## WORK ORDER
Filter the entries, keeping every line with the word "access".

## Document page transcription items
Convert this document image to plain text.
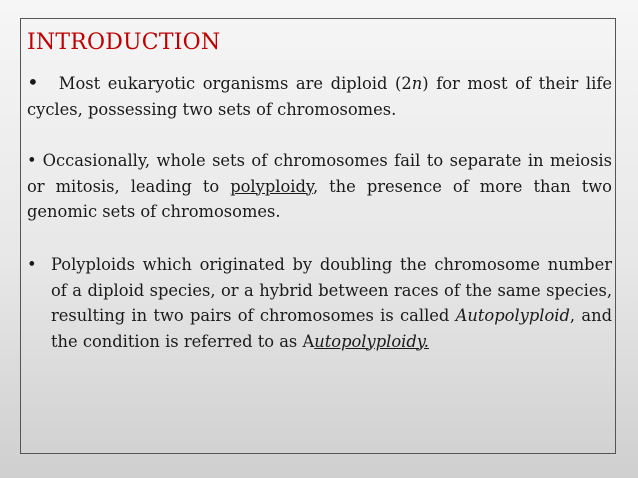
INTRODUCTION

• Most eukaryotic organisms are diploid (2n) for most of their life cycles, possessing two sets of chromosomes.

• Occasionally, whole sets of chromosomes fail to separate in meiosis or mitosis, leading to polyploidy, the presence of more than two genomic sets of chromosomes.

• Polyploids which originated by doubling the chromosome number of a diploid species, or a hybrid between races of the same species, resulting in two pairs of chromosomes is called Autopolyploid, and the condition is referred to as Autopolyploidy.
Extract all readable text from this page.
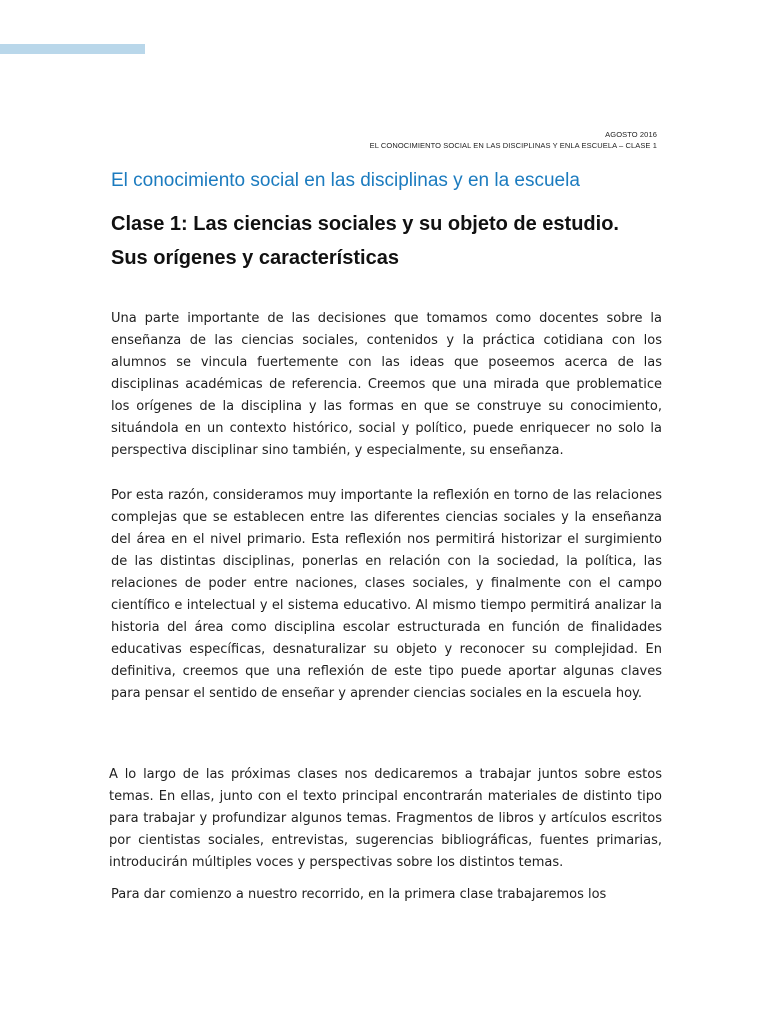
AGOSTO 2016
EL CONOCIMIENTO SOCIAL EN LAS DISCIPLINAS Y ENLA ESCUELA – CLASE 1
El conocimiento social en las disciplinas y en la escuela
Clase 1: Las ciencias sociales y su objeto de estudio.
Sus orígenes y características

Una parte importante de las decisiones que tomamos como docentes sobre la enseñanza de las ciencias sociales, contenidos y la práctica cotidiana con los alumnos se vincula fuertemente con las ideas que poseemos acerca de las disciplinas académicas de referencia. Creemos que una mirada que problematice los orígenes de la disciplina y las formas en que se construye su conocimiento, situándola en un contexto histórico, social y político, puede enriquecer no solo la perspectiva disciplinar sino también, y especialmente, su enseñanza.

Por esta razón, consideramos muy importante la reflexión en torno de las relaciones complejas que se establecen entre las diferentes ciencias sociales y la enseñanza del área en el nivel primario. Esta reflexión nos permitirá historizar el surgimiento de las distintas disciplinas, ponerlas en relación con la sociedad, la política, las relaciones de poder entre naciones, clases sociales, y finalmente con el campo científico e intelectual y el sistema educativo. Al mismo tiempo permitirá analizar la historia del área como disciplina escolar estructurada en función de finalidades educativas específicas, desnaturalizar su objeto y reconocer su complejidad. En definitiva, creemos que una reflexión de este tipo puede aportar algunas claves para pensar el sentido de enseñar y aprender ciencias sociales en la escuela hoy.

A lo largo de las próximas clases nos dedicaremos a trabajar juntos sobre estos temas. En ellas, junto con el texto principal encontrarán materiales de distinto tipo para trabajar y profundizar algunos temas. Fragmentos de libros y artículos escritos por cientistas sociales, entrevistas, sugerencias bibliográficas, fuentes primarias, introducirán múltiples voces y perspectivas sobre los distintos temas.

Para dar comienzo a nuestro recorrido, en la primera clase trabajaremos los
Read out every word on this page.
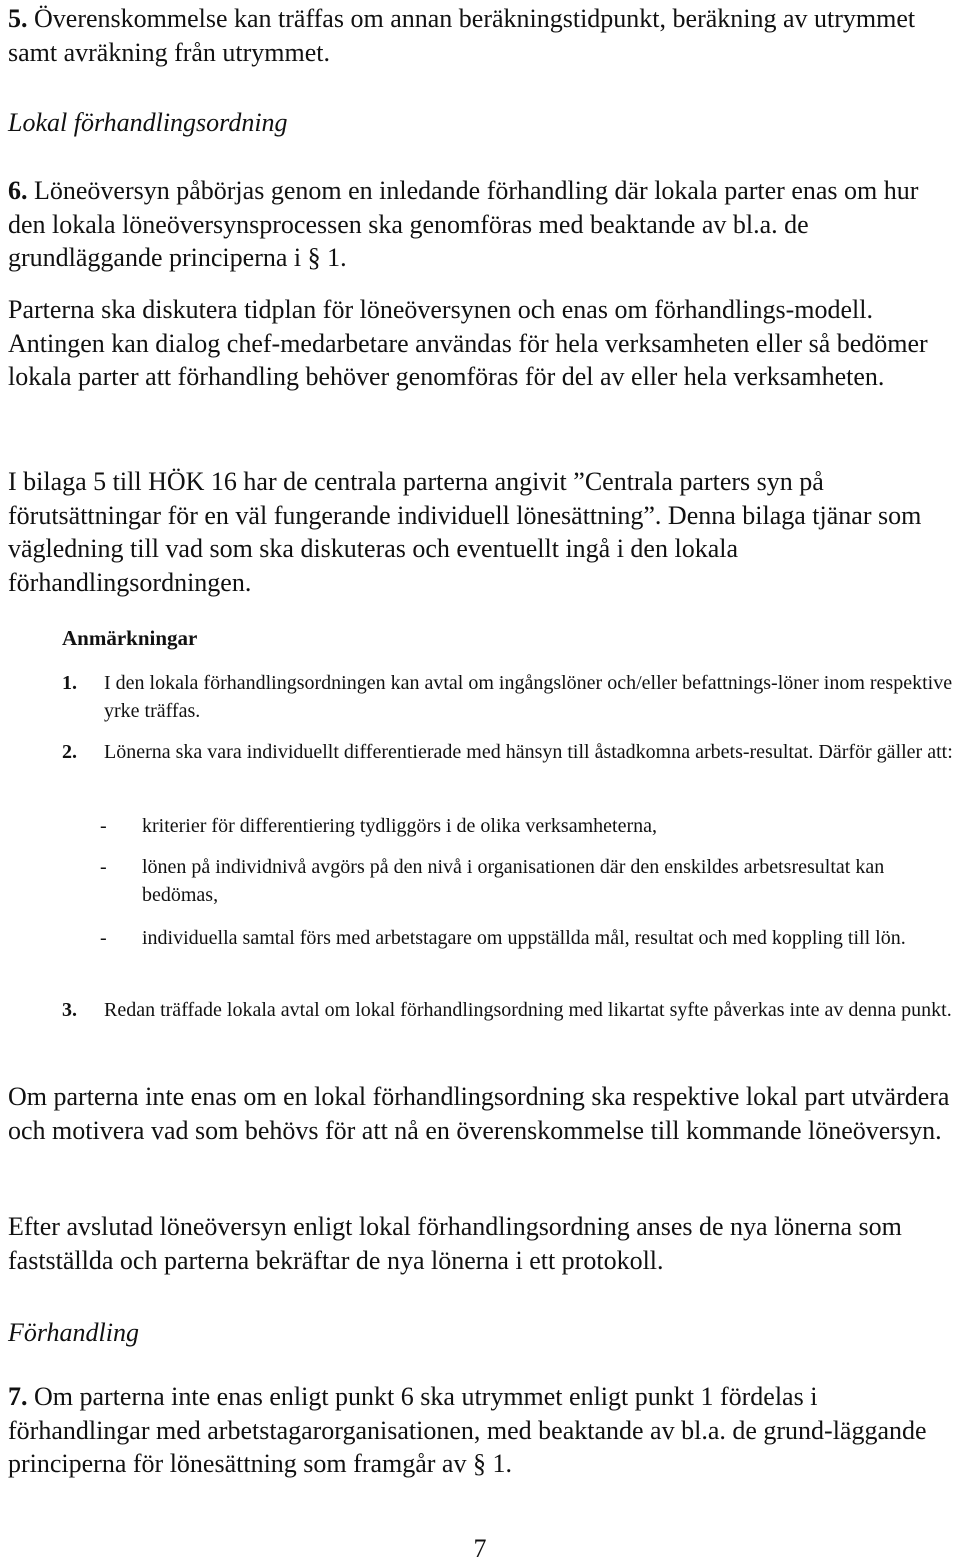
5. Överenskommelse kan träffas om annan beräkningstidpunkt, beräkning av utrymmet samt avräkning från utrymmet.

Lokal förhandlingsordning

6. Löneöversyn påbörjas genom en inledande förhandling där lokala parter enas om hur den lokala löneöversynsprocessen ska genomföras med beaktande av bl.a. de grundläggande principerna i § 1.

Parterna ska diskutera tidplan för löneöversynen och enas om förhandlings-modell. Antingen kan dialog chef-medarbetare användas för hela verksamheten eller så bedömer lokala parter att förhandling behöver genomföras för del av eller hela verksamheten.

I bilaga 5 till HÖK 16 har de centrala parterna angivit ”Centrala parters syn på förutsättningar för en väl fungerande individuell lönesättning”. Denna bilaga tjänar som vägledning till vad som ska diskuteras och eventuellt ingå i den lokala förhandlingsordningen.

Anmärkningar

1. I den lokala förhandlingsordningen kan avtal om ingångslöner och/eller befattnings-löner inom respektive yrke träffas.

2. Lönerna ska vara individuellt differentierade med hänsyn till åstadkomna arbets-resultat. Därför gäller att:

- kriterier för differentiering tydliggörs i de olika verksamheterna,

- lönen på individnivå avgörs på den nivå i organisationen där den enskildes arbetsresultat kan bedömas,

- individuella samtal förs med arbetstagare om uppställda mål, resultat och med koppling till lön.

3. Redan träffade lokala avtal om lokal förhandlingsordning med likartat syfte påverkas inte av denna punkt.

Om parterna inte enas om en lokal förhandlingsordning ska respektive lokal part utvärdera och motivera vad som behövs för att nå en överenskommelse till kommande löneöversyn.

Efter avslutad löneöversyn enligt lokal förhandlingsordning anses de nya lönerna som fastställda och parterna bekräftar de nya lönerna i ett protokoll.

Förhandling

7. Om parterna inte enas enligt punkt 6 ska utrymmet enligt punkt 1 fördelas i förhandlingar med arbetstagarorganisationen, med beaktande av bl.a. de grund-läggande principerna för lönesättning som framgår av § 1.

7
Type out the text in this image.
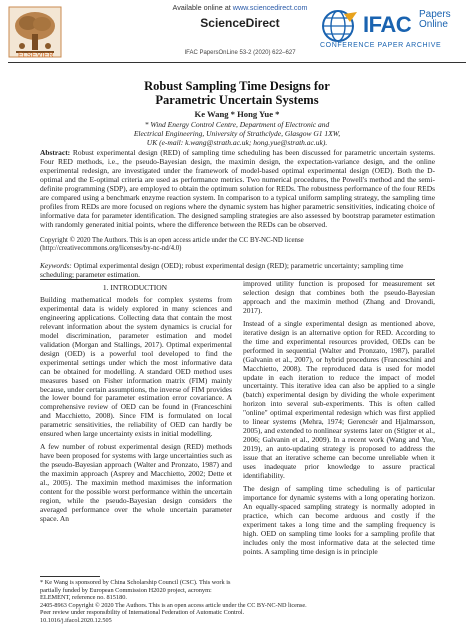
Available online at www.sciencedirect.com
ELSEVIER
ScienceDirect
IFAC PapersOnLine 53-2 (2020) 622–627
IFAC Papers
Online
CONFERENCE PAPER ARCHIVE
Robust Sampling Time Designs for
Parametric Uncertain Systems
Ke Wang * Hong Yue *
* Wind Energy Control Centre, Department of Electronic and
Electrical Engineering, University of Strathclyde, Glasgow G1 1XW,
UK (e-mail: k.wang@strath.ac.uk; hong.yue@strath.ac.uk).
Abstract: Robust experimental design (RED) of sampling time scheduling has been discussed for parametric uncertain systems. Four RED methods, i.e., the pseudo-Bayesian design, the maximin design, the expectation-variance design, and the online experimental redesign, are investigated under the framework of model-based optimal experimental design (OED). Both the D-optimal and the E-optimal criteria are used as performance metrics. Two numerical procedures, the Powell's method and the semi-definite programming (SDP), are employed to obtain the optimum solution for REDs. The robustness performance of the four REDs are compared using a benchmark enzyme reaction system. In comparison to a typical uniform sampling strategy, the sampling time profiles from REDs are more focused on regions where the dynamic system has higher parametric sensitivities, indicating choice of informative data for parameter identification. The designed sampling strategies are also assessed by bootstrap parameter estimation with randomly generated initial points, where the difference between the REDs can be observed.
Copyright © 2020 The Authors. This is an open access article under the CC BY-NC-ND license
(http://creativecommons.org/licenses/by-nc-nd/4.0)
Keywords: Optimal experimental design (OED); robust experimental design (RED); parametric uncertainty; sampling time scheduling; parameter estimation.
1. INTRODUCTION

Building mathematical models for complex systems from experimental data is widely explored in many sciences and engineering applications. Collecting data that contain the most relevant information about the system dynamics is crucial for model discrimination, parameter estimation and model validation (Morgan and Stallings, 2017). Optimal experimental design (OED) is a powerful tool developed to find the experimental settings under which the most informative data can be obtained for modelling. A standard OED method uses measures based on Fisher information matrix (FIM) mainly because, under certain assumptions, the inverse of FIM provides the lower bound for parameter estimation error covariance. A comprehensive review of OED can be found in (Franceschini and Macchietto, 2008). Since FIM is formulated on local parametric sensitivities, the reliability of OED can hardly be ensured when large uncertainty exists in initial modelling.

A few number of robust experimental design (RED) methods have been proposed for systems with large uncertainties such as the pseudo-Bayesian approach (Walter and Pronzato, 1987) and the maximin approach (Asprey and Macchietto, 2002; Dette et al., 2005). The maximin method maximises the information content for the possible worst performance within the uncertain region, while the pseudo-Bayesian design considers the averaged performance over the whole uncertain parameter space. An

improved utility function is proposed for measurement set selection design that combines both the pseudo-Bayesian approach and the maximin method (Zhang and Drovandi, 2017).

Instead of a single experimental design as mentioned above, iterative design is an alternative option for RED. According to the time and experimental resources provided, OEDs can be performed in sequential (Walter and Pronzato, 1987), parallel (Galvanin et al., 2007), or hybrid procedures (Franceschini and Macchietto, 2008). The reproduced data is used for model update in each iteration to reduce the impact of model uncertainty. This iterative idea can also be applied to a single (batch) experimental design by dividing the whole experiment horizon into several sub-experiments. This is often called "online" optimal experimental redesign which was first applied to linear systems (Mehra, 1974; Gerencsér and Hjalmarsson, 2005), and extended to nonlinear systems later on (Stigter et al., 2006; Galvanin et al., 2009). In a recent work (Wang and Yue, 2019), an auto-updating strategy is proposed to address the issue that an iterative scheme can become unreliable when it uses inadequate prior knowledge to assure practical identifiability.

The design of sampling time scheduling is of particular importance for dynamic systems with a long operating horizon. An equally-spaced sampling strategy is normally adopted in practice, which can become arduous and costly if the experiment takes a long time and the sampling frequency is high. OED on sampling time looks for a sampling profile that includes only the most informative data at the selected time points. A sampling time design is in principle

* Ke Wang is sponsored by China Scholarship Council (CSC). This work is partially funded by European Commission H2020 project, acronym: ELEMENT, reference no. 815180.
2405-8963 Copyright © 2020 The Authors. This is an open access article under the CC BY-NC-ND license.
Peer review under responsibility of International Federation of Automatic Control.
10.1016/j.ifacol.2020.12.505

## EXPECTED ANSWER
Copyright © 2020 The Authors. This is an open access article under the CC BY-NC-ND license
2405-8963 Copyright © 2020 The Authors. This is an open access article under the CC BY-NC-ND license.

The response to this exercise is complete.